- **Prompt**: From the listing below, extract each line containing the string "JSON".

Begin Material

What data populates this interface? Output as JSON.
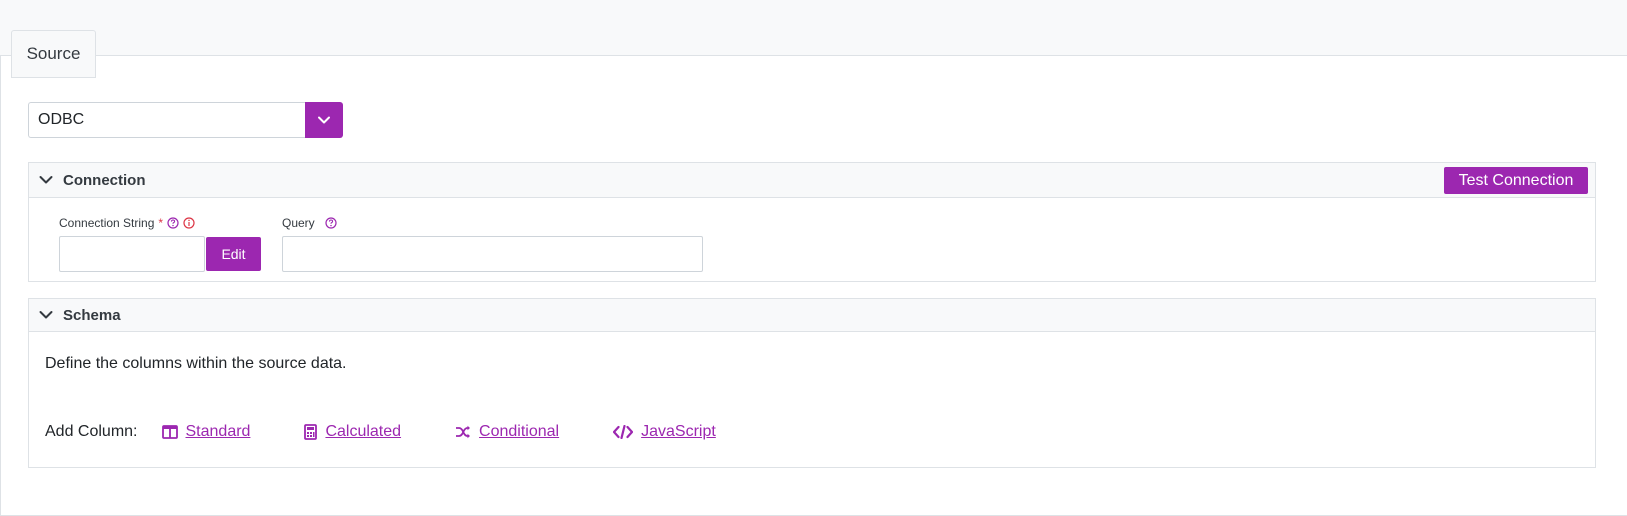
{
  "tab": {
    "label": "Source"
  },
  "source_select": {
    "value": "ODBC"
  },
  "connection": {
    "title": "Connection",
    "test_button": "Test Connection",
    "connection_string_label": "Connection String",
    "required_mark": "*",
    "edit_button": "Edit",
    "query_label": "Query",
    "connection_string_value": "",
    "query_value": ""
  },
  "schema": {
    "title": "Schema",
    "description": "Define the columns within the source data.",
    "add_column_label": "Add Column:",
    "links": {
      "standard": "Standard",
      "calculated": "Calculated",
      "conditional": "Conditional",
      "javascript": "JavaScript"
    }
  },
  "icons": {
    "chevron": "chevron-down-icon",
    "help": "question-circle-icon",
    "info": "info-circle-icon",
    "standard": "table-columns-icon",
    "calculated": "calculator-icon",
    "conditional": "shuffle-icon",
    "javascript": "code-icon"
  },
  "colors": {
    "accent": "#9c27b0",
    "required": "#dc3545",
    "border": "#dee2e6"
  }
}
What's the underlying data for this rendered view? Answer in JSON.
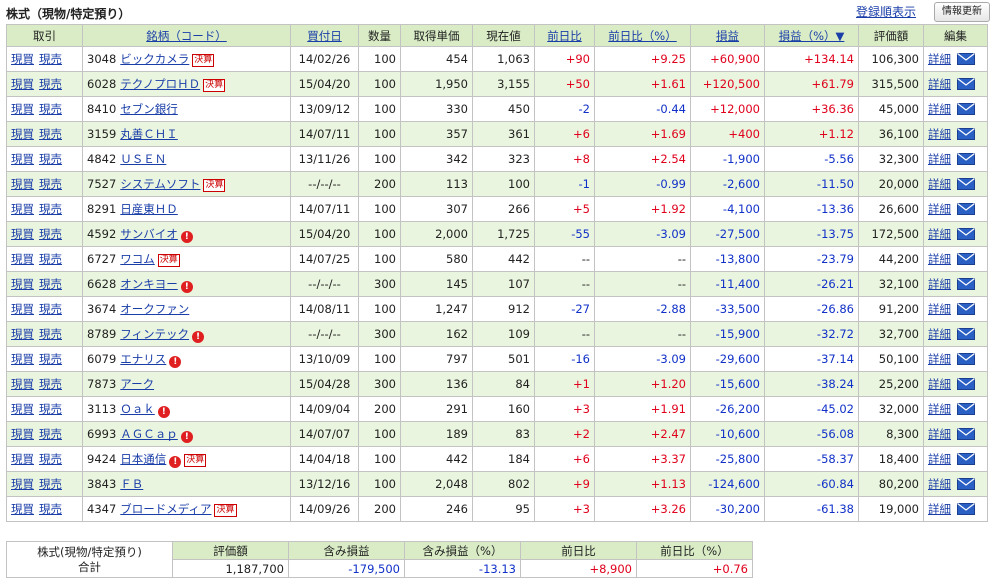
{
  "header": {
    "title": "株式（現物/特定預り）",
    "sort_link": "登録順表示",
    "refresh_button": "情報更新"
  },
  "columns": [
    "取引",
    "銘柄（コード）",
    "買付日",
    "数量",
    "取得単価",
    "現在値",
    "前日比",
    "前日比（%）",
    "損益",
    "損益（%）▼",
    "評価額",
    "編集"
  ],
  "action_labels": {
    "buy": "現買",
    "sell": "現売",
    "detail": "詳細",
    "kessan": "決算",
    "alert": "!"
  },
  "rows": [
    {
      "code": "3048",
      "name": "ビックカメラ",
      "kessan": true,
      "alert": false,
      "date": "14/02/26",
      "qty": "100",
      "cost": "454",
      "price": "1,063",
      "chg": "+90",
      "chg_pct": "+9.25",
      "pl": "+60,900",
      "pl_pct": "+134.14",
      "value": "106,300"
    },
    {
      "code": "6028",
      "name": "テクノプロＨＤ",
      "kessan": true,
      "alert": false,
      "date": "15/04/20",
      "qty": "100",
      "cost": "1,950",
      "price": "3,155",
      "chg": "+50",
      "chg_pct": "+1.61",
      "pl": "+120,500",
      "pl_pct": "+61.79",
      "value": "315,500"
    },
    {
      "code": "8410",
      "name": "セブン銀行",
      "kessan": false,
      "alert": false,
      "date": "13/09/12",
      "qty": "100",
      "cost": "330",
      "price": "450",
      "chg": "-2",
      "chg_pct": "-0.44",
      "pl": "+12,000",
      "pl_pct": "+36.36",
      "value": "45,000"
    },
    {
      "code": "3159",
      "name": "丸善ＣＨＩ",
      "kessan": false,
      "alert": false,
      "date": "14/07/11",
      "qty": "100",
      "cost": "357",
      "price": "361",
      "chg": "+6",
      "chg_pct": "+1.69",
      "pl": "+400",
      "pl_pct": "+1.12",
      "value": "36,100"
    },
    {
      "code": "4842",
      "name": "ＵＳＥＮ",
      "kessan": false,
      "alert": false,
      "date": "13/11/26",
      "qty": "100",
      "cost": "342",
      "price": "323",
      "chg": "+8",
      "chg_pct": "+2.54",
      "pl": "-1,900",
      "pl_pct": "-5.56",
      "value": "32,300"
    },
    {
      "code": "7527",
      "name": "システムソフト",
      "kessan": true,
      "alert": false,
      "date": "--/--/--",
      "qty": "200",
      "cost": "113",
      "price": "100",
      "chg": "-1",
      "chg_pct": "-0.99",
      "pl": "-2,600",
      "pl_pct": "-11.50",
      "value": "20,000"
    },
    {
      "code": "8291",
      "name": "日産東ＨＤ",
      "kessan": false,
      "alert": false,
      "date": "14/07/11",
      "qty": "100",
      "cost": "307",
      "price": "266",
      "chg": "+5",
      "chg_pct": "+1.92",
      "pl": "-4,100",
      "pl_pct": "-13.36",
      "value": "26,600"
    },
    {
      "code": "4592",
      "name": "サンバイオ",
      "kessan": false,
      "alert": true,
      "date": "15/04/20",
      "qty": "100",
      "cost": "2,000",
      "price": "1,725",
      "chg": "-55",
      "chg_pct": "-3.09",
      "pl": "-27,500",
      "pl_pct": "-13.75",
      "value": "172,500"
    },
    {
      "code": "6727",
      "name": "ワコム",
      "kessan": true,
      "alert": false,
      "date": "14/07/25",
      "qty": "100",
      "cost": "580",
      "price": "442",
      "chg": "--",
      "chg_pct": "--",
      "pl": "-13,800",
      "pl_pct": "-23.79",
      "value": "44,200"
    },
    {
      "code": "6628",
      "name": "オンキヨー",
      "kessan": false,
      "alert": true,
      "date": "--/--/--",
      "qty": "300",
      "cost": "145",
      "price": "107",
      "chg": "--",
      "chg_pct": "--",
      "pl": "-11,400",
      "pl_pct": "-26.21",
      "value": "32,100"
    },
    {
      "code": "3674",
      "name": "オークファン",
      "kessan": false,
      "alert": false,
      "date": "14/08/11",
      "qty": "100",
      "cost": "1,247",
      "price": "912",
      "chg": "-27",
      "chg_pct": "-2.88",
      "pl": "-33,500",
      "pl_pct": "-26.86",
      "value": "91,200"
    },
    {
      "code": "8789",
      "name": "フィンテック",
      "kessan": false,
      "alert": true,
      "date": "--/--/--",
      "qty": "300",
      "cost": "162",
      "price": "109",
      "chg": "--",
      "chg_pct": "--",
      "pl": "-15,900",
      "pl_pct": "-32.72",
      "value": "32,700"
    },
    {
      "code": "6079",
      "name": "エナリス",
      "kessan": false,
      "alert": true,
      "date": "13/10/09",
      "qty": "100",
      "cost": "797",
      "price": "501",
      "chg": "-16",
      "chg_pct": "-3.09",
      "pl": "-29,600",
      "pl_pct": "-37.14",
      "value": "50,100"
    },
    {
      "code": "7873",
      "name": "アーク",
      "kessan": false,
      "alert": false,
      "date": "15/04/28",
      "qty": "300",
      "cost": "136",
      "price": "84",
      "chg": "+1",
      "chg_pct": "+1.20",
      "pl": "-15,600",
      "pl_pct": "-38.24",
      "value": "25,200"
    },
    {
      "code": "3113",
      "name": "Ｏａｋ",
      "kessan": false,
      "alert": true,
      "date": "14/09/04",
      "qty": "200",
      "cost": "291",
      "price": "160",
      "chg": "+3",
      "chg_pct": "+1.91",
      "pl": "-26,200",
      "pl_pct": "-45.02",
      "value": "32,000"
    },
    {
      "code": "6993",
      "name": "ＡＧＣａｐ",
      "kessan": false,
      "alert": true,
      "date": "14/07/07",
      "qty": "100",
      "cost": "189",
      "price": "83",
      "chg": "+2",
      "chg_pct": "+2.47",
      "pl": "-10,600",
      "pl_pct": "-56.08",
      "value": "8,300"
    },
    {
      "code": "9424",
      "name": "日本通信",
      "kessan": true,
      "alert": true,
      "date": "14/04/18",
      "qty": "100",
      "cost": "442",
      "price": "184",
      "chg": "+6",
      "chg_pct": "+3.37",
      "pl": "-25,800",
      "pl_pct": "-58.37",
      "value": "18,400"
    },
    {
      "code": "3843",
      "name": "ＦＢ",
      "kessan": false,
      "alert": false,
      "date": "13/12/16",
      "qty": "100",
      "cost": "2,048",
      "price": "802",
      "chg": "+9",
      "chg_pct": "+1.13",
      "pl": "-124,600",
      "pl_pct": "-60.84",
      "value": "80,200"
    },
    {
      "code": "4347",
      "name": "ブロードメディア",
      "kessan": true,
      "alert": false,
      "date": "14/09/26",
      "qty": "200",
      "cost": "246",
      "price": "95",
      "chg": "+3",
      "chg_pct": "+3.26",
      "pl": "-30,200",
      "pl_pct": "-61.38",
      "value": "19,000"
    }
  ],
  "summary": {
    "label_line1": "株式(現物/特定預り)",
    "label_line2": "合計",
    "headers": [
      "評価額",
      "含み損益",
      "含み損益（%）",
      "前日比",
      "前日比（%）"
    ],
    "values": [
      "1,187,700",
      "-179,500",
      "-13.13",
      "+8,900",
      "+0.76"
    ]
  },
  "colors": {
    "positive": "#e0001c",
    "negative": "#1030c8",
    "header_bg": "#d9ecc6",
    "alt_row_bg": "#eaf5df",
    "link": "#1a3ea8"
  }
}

End Material

- **Task answer**:
What data populates this interface? Output as JSON.
What's the underlying data for this rendered view? Answer in JSON.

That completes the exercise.